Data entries
'''

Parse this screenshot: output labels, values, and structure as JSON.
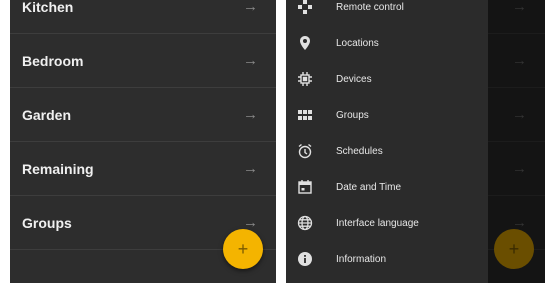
{
  "left_screen": {
    "rooms": [
      {
        "label": "Kitchen",
        "arrow": "→"
      },
      {
        "label": "Bedroom",
        "arrow": "→"
      },
      {
        "label": "Garden",
        "arrow": "→"
      },
      {
        "label": "Remaining",
        "arrow": "→"
      },
      {
        "label": "Groups",
        "arrow": "→"
      }
    ],
    "fab_symbol": "+",
    "colors": {
      "background": "#2d2d2d",
      "fab": "#f4b400"
    }
  },
  "right_screen": {
    "menu": [
      {
        "label": "Remote control",
        "icon": "gamepad-icon"
      },
      {
        "label": "Locations",
        "icon": "location-pin-icon"
      },
      {
        "label": "Devices",
        "icon": "chip-icon"
      },
      {
        "label": "Groups",
        "icon": "grid-icon"
      },
      {
        "label": "Schedules",
        "icon": "alarm-clock-icon"
      },
      {
        "label": "Date and Time",
        "icon": "calendar-icon"
      },
      {
        "label": "Interface language",
        "icon": "globe-icon"
      },
      {
        "label": "Information",
        "icon": "info-icon"
      }
    ],
    "arrow": "→",
    "fab_symbol": "+"
  }
}
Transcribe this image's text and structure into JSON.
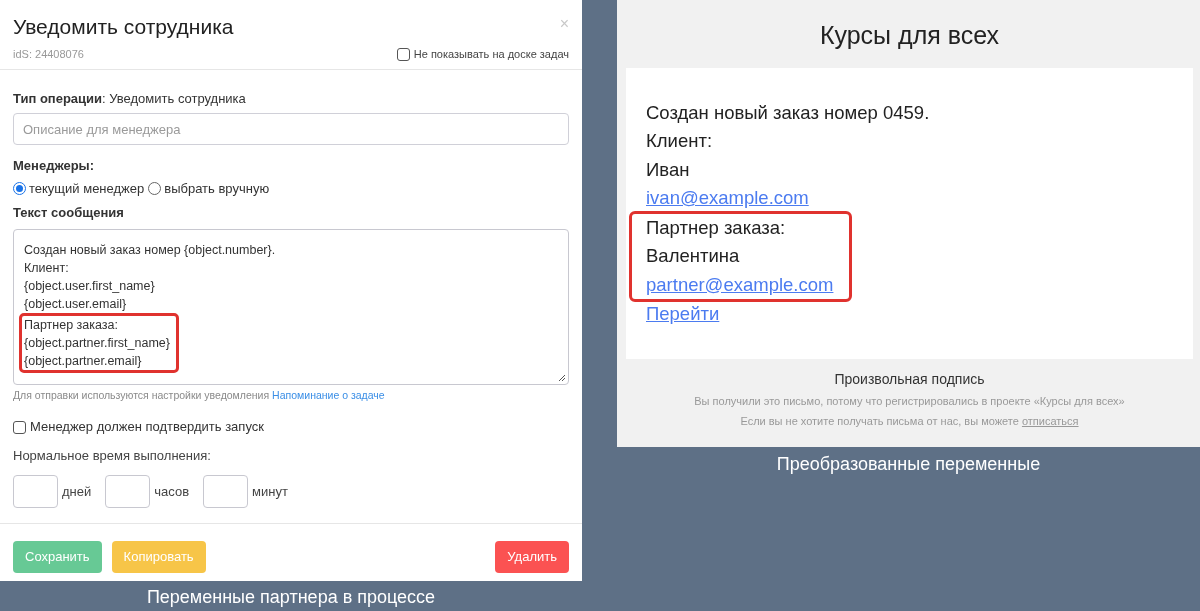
{
  "task_dialog": {
    "title": "Уведомить сотрудника",
    "close": "×",
    "ids": "idS: 24408076",
    "hide_checkbox": {
      "label": "Не показывать на доске задач",
      "checked": false
    },
    "operation_type": "**Тип операции**: Уведомить сотрудника",
    "description_field": {
      "placeholder": "Описание для менеджера"
    },
    "managers": {
      "label": "Менеджеры:",
      "options": [
        {
          "label": "текущий менеджер",
          "selected": true
        },
        {
          "label": "выбрать вручную",
          "selected": false
        }
      ]
    },
    "message": {
      "label": "Текст сообщения",
      "lines": [
        {
          "text": "Создан новый заказ номер {object.number}.",
          "highlighted": false
        },
        {
          "text": "Клиент:",
          "highlighted": false
        },
        {
          "text": "{object.user.first_name}",
          "highlighted": false
        },
        {
          "text": "{object.user.email}",
          "highlighted": false
        },
        {
          "text": "Партнер заказа:",
          "highlighted": true
        },
        {
          "text": "{object.partner.first_name}",
          "highlighted": true
        },
        {
          "text": "{object.partner.email}",
          "highlighted": true
        }
      ]
    },
    "hint": {
      "text": "Для отправки используются настройки уведомления",
      "link": "Напоминание о задаче"
    },
    "confirm_checkbox": {
      "label": "Менеджер должен подтвердить запуск",
      "checked": false
    },
    "duration": {
      "label": "Нормальное время выполнения:",
      "fields": [
        {
          "unit": "дней"
        },
        {
          "unit": "часов"
        },
        {
          "unit": "минут"
        }
      ]
    },
    "buttons": [
      {
        "label": "Сохранить",
        "kind": "save"
      },
      {
        "label": "Копировать",
        "kind": "copy"
      },
      {
        "label": "Удалить",
        "kind": "delete"
      }
    ]
  },
  "left_caption": "Переменные партнера в процессе",
  "email_preview": {
    "header": "Курсы для всех",
    "lines": [
      {
        "text": "Создан новый заказ номер 0459.",
        "kind": "text",
        "highlighted": false
      },
      {
        "text": "Клиент:",
        "kind": "text",
        "highlighted": false
      },
      {
        "text": "Иван",
        "kind": "text",
        "highlighted": false
      },
      {
        "text": "ivan@example.com",
        "kind": "link",
        "highlighted": false
      },
      {
        "text": "Партнер заказа:",
        "kind": "text",
        "highlighted": true
      },
      {
        "text": "Валентина",
        "kind": "text",
        "highlighted": true
      },
      {
        "text": "partner@example.com",
        "kind": "link",
        "highlighted": true
      },
      {
        "text": "Перейти",
        "kind": "link",
        "highlighted": false
      }
    ],
    "signature": "Произвольная подпись",
    "notice": "Вы получили это письмо, потому что регистрировались в проекте «Курсы для всех»",
    "unsubscribe_text": "Если вы не хотите получать письма от нас, вы можете",
    "unsubscribe_link": "отписаться"
  },
  "right_caption": "Преобразованные переменные"
}
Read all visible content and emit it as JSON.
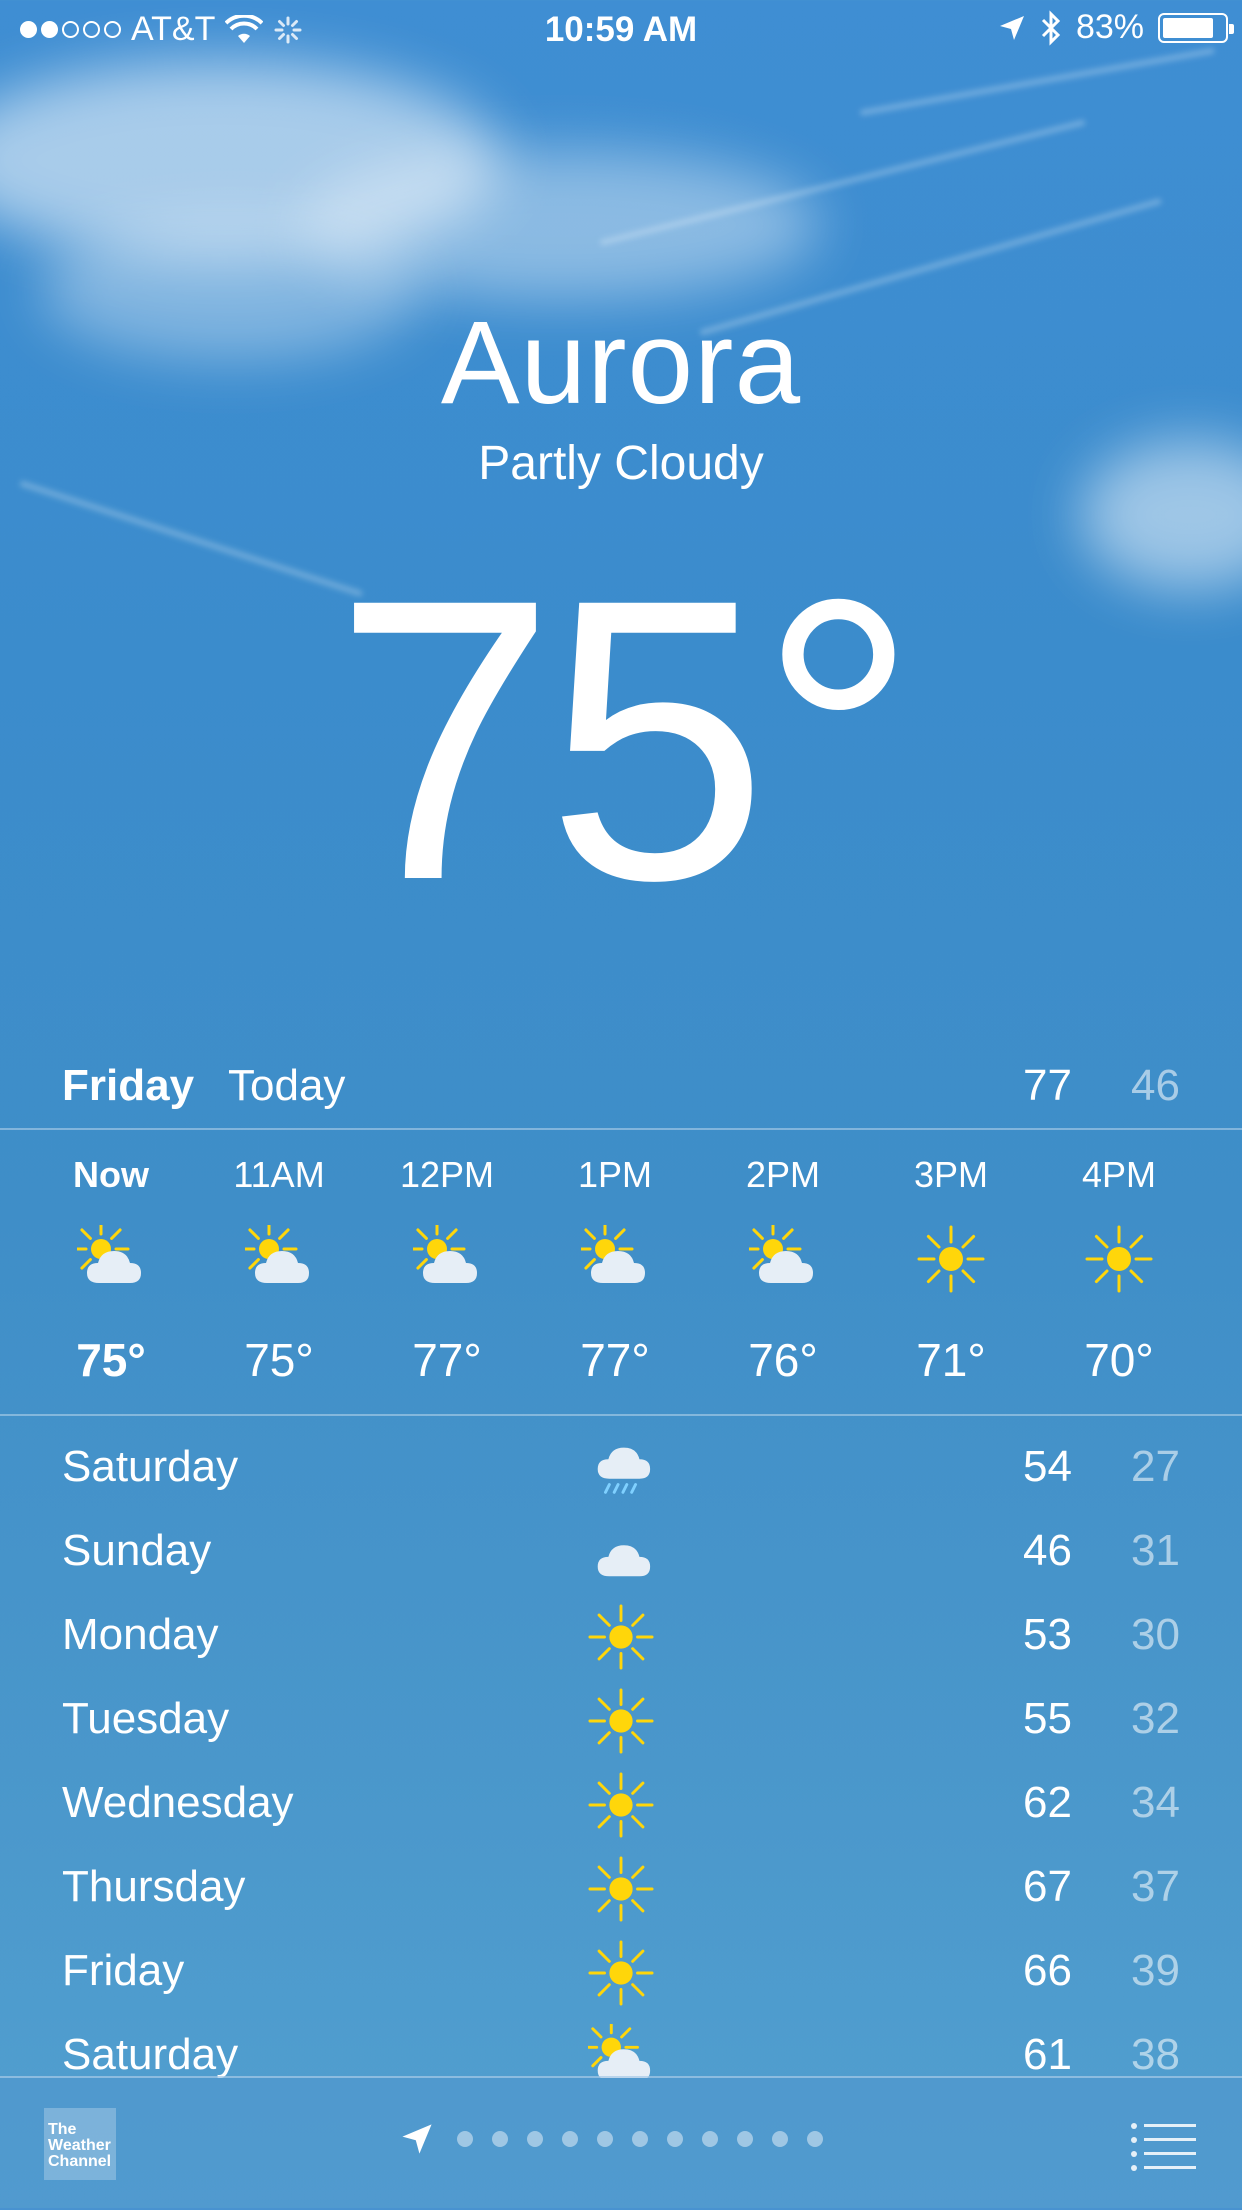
{
  "status_bar": {
    "carrier": "AT&T",
    "time": "10:59 AM",
    "battery": "83%",
    "battery_level": 0.83
  },
  "location": {
    "city": "Aurora",
    "condition": "Partly Cloudy",
    "temperature": "75°"
  },
  "today": {
    "day": "Friday",
    "label": "Today",
    "high": "77",
    "low": "46"
  },
  "hourly": [
    {
      "time": "Now",
      "icon": "partly-cloudy-icon",
      "temp": "75°"
    },
    {
      "time": "11AM",
      "icon": "partly-cloudy-icon",
      "temp": "75°"
    },
    {
      "time": "12PM",
      "icon": "partly-cloudy-icon",
      "temp": "77°"
    },
    {
      "time": "1PM",
      "icon": "partly-cloudy-icon",
      "temp": "77°"
    },
    {
      "time": "2PM",
      "icon": "partly-cloudy-icon",
      "temp": "76°"
    },
    {
      "time": "3PM",
      "icon": "sun-icon",
      "temp": "71°"
    },
    {
      "time": "4PM",
      "icon": "sun-icon",
      "temp": "70°"
    }
  ],
  "daily": [
    {
      "day": "Saturday",
      "icon": "rain-cloud-icon",
      "high": "54",
      "low": "27"
    },
    {
      "day": "Sunday",
      "icon": "cloud-icon",
      "high": "46",
      "low": "31"
    },
    {
      "day": "Monday",
      "icon": "sun-icon",
      "high": "53",
      "low": "30"
    },
    {
      "day": "Tuesday",
      "icon": "sun-icon",
      "high": "55",
      "low": "32"
    },
    {
      "day": "Wednesday",
      "icon": "sun-icon",
      "high": "62",
      "low": "34"
    },
    {
      "day": "Thursday",
      "icon": "sun-icon",
      "high": "67",
      "low": "37"
    },
    {
      "day": "Friday",
      "icon": "sun-icon",
      "high": "66",
      "low": "39"
    },
    {
      "day": "Saturday",
      "icon": "partly-cloudy-icon",
      "high": "61",
      "low": "38"
    }
  ],
  "bottom_bar": {
    "logo_text": "The Weather Channel",
    "page_count": 11,
    "current_page": 0
  }
}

'''

**WRITTEN INSTRUCTION:**
Find the lines containing "заказа" and pull them out.

**ANSWER BELOW:**
          "text": "Партнер заказа:",
        "text": "Партнер заказа:",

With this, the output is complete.